**Data to process:**
.....
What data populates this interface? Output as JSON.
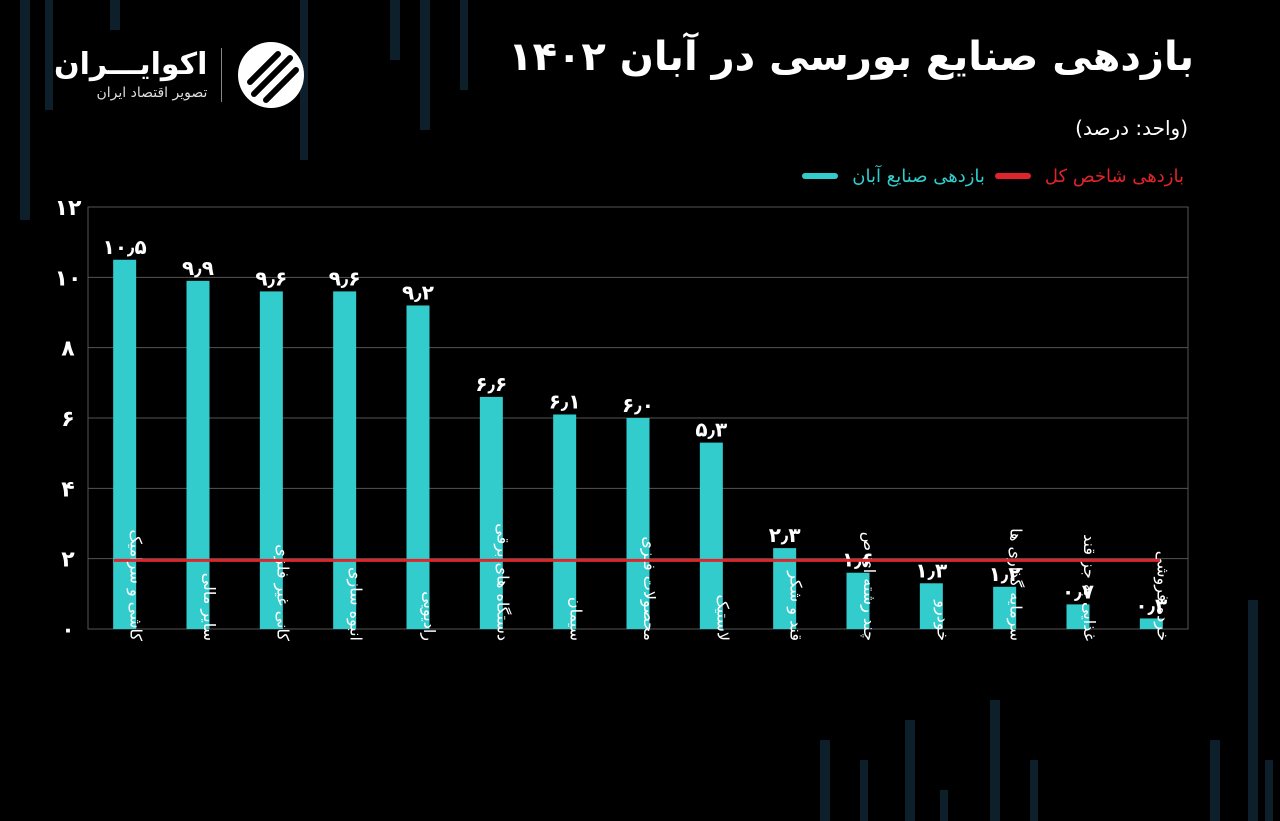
{
  "header": {
    "title": "بازدهی صنایع بورسی در آبان ۱۴۰۲",
    "unit": "(واحد: درصد)"
  },
  "brand": {
    "name": "اکوایـــران",
    "subtitle": "تصویر اقتصاد ایران"
  },
  "colors": {
    "bar": "#33cccc",
    "index_line": "#e0242b",
    "grid": "#555555",
    "background": "#000000"
  },
  "chart_data": {
    "type": "bar",
    "title": "بازدهی صنایع بورسی در آبان ۱۴۰۲",
    "ylabel": "(واحد: درصد)",
    "ylim": [
      0,
      12
    ],
    "yticks": [
      {
        "value": 0,
        "label": "۰"
      },
      {
        "value": 2,
        "label": "۲"
      },
      {
        "value": 4,
        "label": "۴"
      },
      {
        "value": 6,
        "label": "۶"
      },
      {
        "value": 8,
        "label": "۸"
      },
      {
        "value": 10,
        "label": "۱۰"
      },
      {
        "value": 12,
        "label": "۱۲"
      }
    ],
    "grid": true,
    "legend_position": "top-right",
    "categories": [
      "کاشی و سرامیک",
      "سایر مالی",
      "کانی غیر فلزی",
      "انبوه سازی",
      "رادیویی",
      "دستگاه های برقی",
      "سیمان",
      "محصولات فلزی",
      "لاستیک",
      "قند و شکر",
      "چند رشته ای ص",
      "خودرو",
      "سرمایه گذاری ها",
      "غذایی به جز قند",
      "خرده فروشی"
    ],
    "series": [
      {
        "name": "بازدهی صنایع آبان",
        "values": [
          10.5,
          9.9,
          9.6,
          9.6,
          9.2,
          6.6,
          6.1,
          6.0,
          5.3,
          2.3,
          1.6,
          1.3,
          1.2,
          0.7,
          0.3
        ],
        "labels": [
          "۱۰٫۵",
          "۹٫۹",
          "۹٫۶",
          "۹٫۶",
          "۹٫۲",
          "۶٫۶",
          "۶٫۱",
          "۶٫۰",
          "۵٫۳",
          "۲٫۳",
          "۱٫۶",
          "۱٫۳",
          "۱٫۲",
          "۰٫۷",
          "۰٫۳"
        ]
      }
    ],
    "reference_line": {
      "name": "بازدهی شاخص کل",
      "value": 1.95
    }
  }
}
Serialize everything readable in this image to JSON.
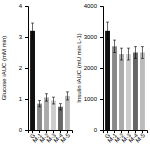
{
  "chart_data": [
    {
      "type": "bar",
      "y_label": "Glucose iAUC (mM min)",
      "categories": [
        "G",
        "M-1",
        "M-2",
        "M-3",
        "M-4",
        "M-5"
      ],
      "values": [
        3.2,
        0.85,
        1.05,
        0.95,
        0.75,
        1.1
      ],
      "errors": [
        0.25,
        0.1,
        0.12,
        0.11,
        0.1,
        0.13
      ],
      "colors": [
        "#111111",
        "#888888",
        "#aaaaaa",
        "#cccccc",
        "#666666",
        "#bbbbbb"
      ],
      "ylim": [
        0,
        4.0
      ],
      "yticks": [
        0,
        1,
        2,
        3,
        4
      ]
    },
    {
      "type": "bar",
      "y_label": "Insulin iAUC (mU min L-1)",
      "categories": [
        "G",
        "M-1",
        "M-2",
        "M-3",
        "M-4",
        "M-5"
      ],
      "values": [
        3200,
        2700,
        2450,
        2450,
        2500,
        2500
      ],
      "errors": [
        280,
        200,
        190,
        190,
        190,
        190
      ],
      "colors": [
        "#111111",
        "#888888",
        "#aaaaaa",
        "#cccccc",
        "#666666",
        "#bbbbbb"
      ],
      "ylim": [
        0,
        4000
      ],
      "yticks": [
        0,
        1000,
        2000,
        3000,
        4000
      ]
    }
  ]
}
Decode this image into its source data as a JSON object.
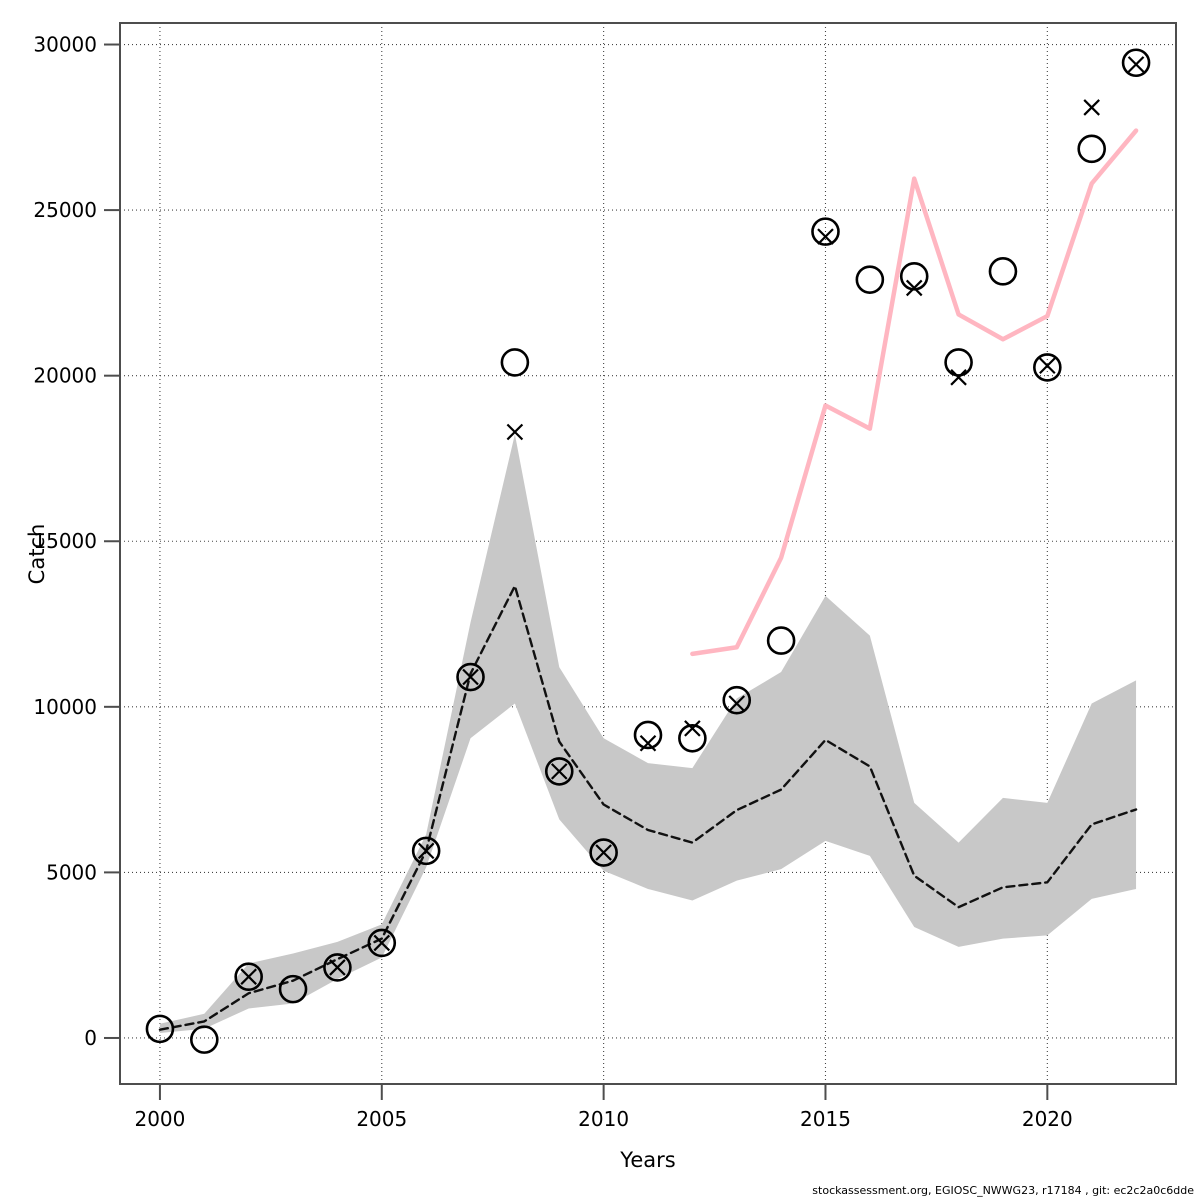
{
  "page": {
    "background": "#ffffff"
  },
  "axis": {
    "x_title": "Years",
    "y_title": "Catch"
  },
  "footer": {
    "text": "stockassessment.org, EGIOSC_NWWG23, r17184 , git: ec2c2a0c6dde"
  },
  "chart_data": {
    "type": "line",
    "title": "",
    "xlabel": "Years",
    "ylabel": "Catch",
    "grid": "dotted",
    "legend": "none",
    "xlim": [
      1999.1,
      2022.9
    ],
    "ylim": [
      -1390,
      30650
    ],
    "x_ticks": [
      2000,
      2005,
      2010,
      2015,
      2020
    ],
    "y_ticks": [
      0,
      5000,
      10000,
      15000,
      20000,
      25000,
      30000
    ],
    "colors": {
      "band": "#c8c8c8",
      "fit_line": "#111111",
      "forecast_line": "#ffb6c1",
      "markers": "#000000",
      "grid": "#444444",
      "frame": "#4d4d4d"
    },
    "series": [
      {
        "name": "confidence-band",
        "type": "band",
        "color": "#c8c8c8",
        "x": [
          2000,
          2001,
          2002,
          2003,
          2004,
          2005,
          2006,
          2007,
          2008,
          2009,
          2010,
          2011,
          2012,
          2013,
          2014,
          2015,
          2016,
          2017,
          2018,
          2019,
          2020,
          2021,
          2022
        ],
        "lo": [
          150,
          280,
          890,
          1040,
          1780,
          2430,
          5150,
          9050,
          10100,
          6600,
          5050,
          4500,
          4150,
          4750,
          5100,
          5950,
          5500,
          3350,
          2750,
          3000,
          3100,
          4200,
          4500
        ],
        "hi": [
          430,
          730,
          2250,
          2550,
          2900,
          3430,
          6150,
          12550,
          18230,
          11200,
          9050,
          8300,
          8150,
          10250,
          11050,
          13350,
          12150,
          7100,
          5900,
          7250,
          7100,
          10100,
          10800
        ]
      },
      {
        "name": "model-fit",
        "type": "line",
        "style": "dashed",
        "color": "#111111",
        "width": 2.4,
        "x": [
          2000,
          2001,
          2002,
          2003,
          2004,
          2005,
          2006,
          2007,
          2008,
          2009,
          2010,
          2011,
          2012,
          2013,
          2014,
          2015,
          2016,
          2017,
          2018,
          2019,
          2020,
          2021,
          2022
        ],
        "y": [
          250,
          500,
          1350,
          1730,
          2380,
          3000,
          5650,
          11000,
          13650,
          8950,
          7050,
          6280,
          5900,
          6880,
          7500,
          9000,
          8200,
          4900,
          3950,
          4550,
          4700,
          6450,
          6900
        ]
      },
      {
        "name": "forecast-line",
        "type": "line",
        "style": "solid",
        "color": "#ffb6c1",
        "width": 4.5,
        "x": [
          2012,
          2013,
          2014,
          2015,
          2016,
          2017,
          2018,
          2019,
          2020,
          2021,
          2022
        ],
        "y": [
          11600,
          11800,
          14500,
          19100,
          18400,
          25950,
          21850,
          21100,
          21800,
          25800,
          27400
        ]
      },
      {
        "name": "observed-catch",
        "type": "scatter",
        "marker": "circle",
        "color": "#000000",
        "x": [
          2000,
          2001,
          2002,
          2003,
          2004,
          2005,
          2006,
          2007,
          2008,
          2009,
          2010,
          2011,
          2012,
          2013,
          2014,
          2015,
          2016,
          2017,
          2018,
          2019,
          2020,
          2021,
          2022
        ],
        "y": [
          275,
          -50,
          1850,
          1475,
          2130,
          2870,
          5650,
          10900,
          20400,
          8050,
          5600,
          9150,
          9050,
          10200,
          12000,
          24350,
          22900,
          23000,
          20400,
          23150,
          20250,
          26850,
          29450
        ]
      },
      {
        "name": "predicted-catch",
        "type": "scatter",
        "marker": "x",
        "color": "#000000",
        "x": [
          2002,
          2004,
          2005,
          2006,
          2007,
          2008,
          2009,
          2010,
          2011,
          2012,
          2013,
          2015,
          2017,
          2018,
          2020,
          2021,
          2022
        ],
        "y": [
          1850,
          2130,
          2870,
          5650,
          10900,
          18300,
          8050,
          5600,
          8900,
          9350,
          10100,
          24200,
          22650,
          19950,
          20300,
          28100,
          29400
        ]
      }
    ]
  }
}
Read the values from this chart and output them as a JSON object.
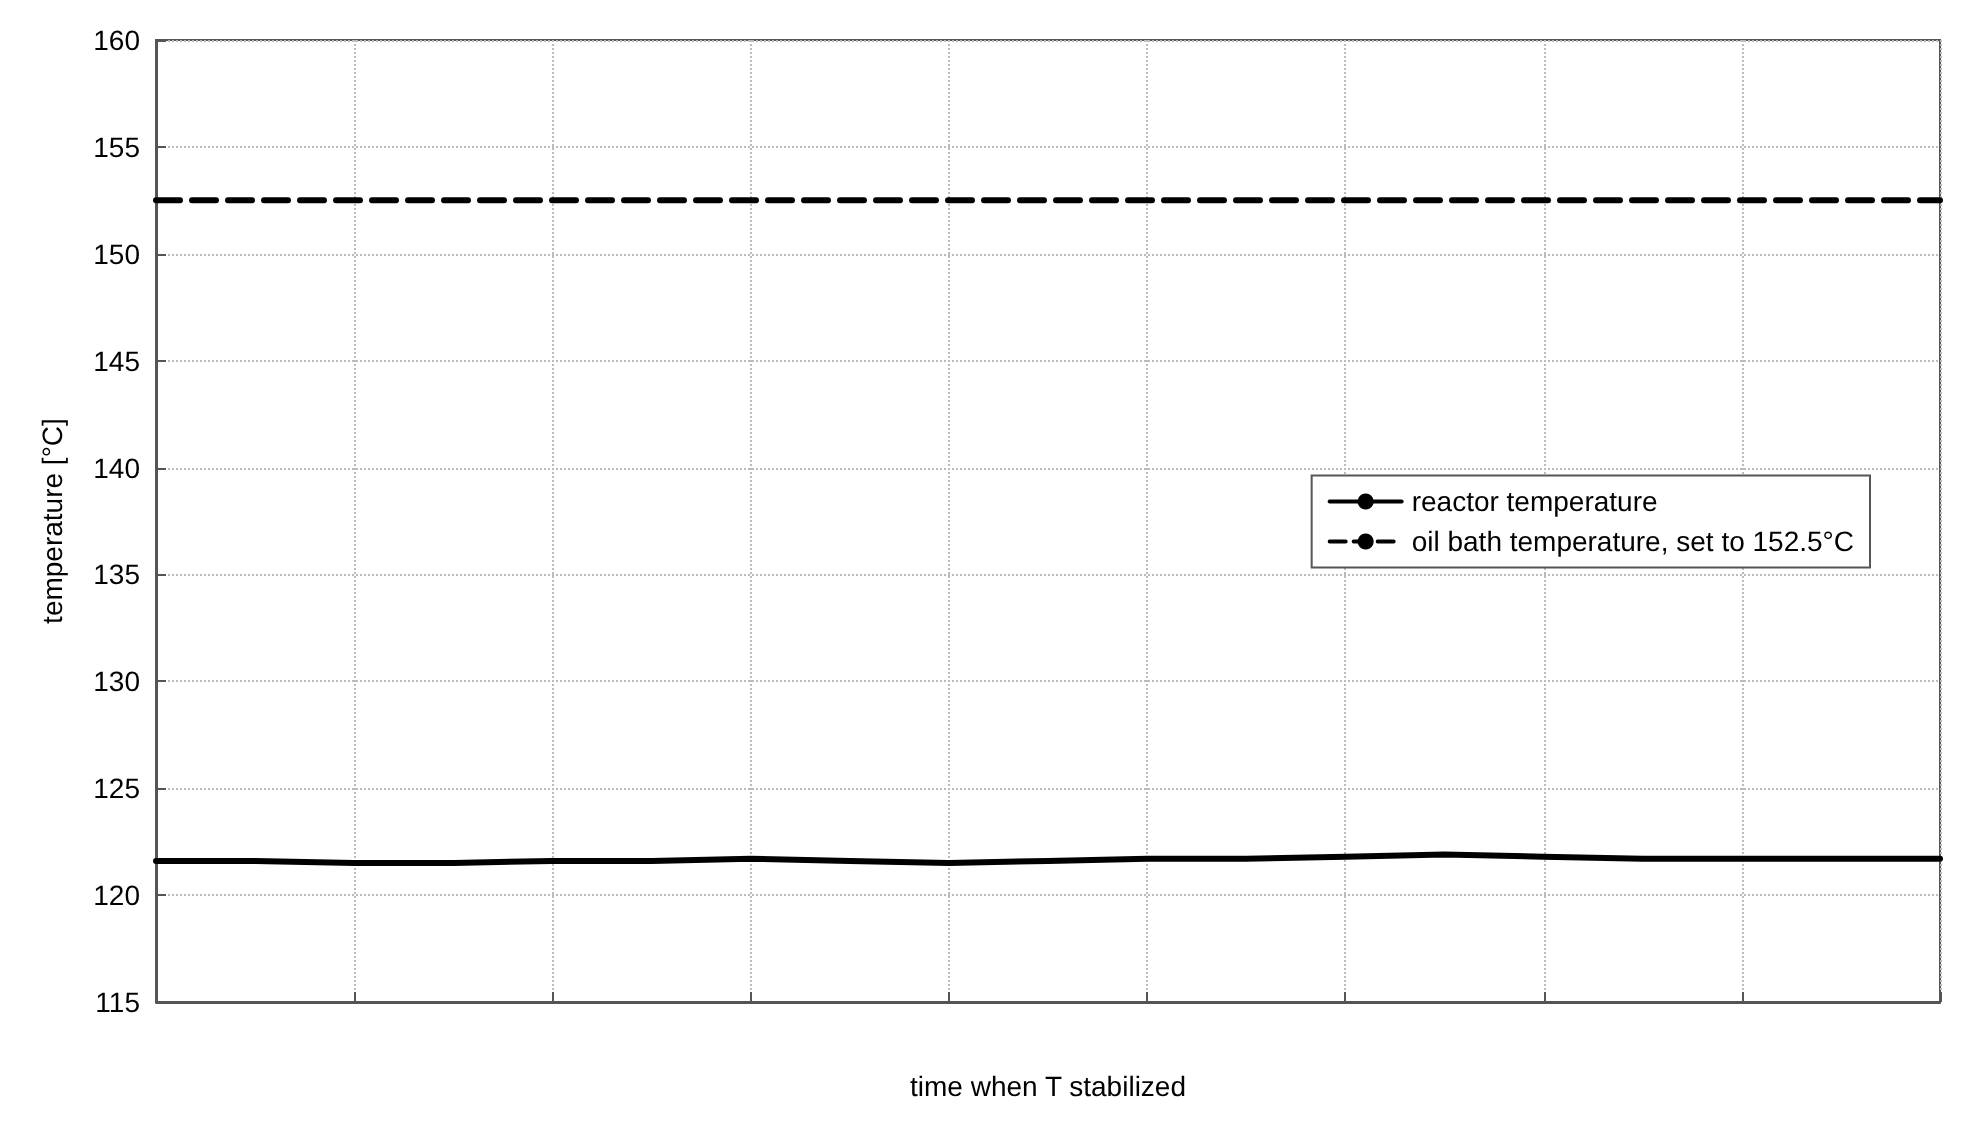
{
  "chart_data": {
    "type": "line",
    "xlabel": "time when T stabilized",
    "ylabel": "temperature [°C]",
    "categories": [
      null,
      null,
      null,
      null,
      null,
      null,
      null,
      null,
      null,
      null,
      null,
      null,
      null,
      null,
      null,
      null,
      null,
      null,
      null
    ],
    "ylim": [
      115,
      160
    ],
    "yticks": [
      115,
      120,
      125,
      130,
      135,
      140,
      145,
      150,
      155,
      160
    ],
    "tick_labels": "y",
    "grid": true,
    "legend": "right",
    "series": [
      {
        "name": "reactor temperature",
        "color": "#000000",
        "line_style": "solid",
        "values": [
          121.6,
          121.6,
          121.5,
          121.5,
          121.6,
          121.6,
          121.7,
          121.6,
          121.5,
          121.6,
          121.7,
          121.7,
          121.8,
          121.9,
          121.8,
          121.7,
          121.7,
          121.7,
          121.7
        ]
      },
      {
        "name": "oil bath temperature, set to 152.5°C",
        "color": "#000000",
        "line_style": "dashed",
        "values": [
          152.5,
          152.5,
          152.5,
          152.5,
          152.5,
          152.5,
          152.5,
          152.5,
          152.5,
          152.5,
          152.5,
          152.5,
          152.5,
          152.5,
          152.5,
          152.5,
          152.5,
          152.5,
          152.5
        ]
      }
    ]
  }
}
.....
**What you will do:** Report back each line of the entries that holds the string "image".

**Correct output:**
Serialize everything readable in this image to JSON.
Decode this image into its source data as a JSON object.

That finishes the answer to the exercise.